--- Exercise inputs ---
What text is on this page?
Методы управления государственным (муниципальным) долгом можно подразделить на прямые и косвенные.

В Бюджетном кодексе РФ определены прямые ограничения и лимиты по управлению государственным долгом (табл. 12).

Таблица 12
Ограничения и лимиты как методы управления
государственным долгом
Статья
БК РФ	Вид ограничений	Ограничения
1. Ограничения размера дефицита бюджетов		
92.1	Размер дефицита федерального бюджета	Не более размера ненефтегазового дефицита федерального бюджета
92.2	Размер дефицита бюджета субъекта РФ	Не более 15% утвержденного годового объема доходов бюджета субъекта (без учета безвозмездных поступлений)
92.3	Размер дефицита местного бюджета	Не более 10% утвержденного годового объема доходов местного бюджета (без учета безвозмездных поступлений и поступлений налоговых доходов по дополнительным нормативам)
---
--- Exercise inputs ---
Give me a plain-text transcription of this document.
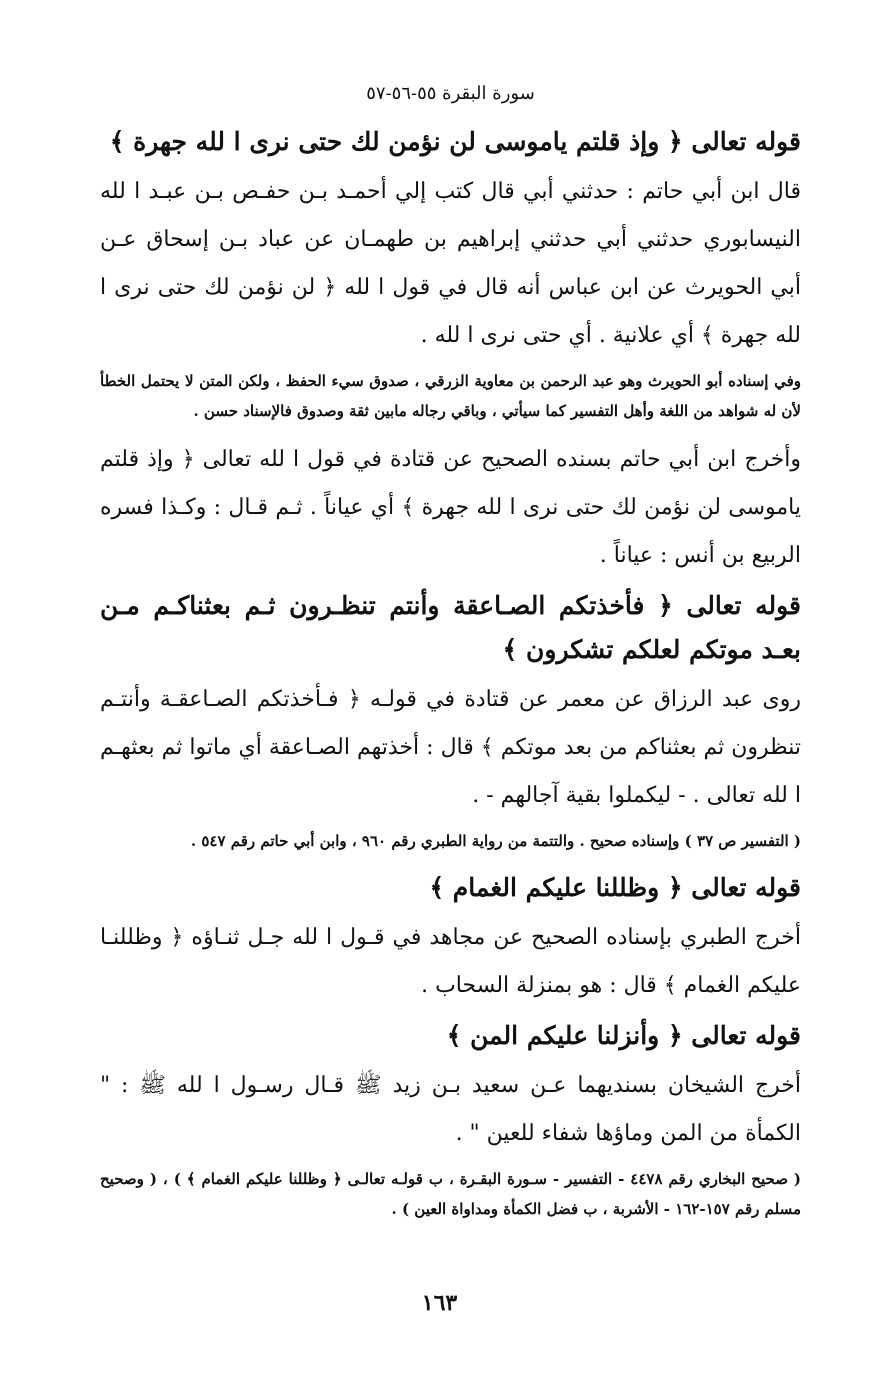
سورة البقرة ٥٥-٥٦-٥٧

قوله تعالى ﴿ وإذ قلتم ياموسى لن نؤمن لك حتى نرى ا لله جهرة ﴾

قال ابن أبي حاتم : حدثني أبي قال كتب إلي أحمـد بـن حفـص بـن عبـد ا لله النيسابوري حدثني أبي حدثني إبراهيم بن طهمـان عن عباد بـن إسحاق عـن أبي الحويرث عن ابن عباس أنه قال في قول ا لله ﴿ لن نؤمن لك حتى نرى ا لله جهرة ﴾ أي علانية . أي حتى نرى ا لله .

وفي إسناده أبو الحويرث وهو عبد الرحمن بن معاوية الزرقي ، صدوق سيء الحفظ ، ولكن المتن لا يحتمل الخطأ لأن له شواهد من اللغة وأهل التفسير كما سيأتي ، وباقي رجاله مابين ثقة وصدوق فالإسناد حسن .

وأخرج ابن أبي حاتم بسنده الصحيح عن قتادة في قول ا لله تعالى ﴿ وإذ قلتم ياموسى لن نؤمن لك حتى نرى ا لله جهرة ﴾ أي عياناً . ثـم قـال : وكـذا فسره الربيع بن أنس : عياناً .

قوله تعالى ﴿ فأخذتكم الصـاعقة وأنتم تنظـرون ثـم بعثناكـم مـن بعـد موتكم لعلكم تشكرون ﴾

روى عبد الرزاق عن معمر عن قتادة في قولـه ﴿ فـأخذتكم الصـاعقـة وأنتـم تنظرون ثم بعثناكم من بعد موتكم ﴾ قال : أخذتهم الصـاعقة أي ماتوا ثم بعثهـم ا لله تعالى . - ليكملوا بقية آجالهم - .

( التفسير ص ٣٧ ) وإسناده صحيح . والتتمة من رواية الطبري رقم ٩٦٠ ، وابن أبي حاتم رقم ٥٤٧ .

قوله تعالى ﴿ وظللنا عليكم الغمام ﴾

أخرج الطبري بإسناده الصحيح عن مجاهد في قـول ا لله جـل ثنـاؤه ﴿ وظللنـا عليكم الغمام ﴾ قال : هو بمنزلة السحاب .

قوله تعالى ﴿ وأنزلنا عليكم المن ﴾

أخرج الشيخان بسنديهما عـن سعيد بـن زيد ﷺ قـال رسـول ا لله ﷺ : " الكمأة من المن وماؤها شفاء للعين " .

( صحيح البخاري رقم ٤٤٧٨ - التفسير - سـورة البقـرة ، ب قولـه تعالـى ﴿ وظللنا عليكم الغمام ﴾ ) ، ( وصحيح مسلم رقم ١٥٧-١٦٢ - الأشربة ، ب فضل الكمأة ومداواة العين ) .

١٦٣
---
→ **Task statement**: Pick out all the lines with the word "تعالى" in them and copy them.

→ **Solution for this exercise**:
قوله تعالى ﴿ وإذ قلتم ياموسى لن نؤمن لك حتى نرى ا لله جهرة ﴾
وأخرج ابن أبي حاتم بسنده الصحيح عن قتادة في قول ا لله تعالى ﴿ وإذ قلتم ياموسى لن نؤمن لك حتى نرى ا لله جهرة ﴾ أي عياناً . ثـم قـال : وكـذا فسره الربيع بن أنس : عياناً .
قوله تعالى ﴿ فأخذتكم الصـاعقة وأنتم تنظـرون ثـم بعثناكـم مـن بعـد موتكم لعلكم تشكرون ﴾
روى عبد الرزاق عن معمر عن قتادة في قولـه ﴿ فـأخذتكم الصـاعقـة وأنتـم تنظرون ثم بعثناكم من بعد موتكم ﴾ قال : أخذتهم الصـاعقة أي ماتوا ثم بعثهـم ا لله تعالى . - ليكملوا بقية آجالهم - .
قوله تعالى ﴿ وظللنا عليكم الغمام ﴾
قوله تعالى ﴿ وأنزلنا عليكم المن ﴾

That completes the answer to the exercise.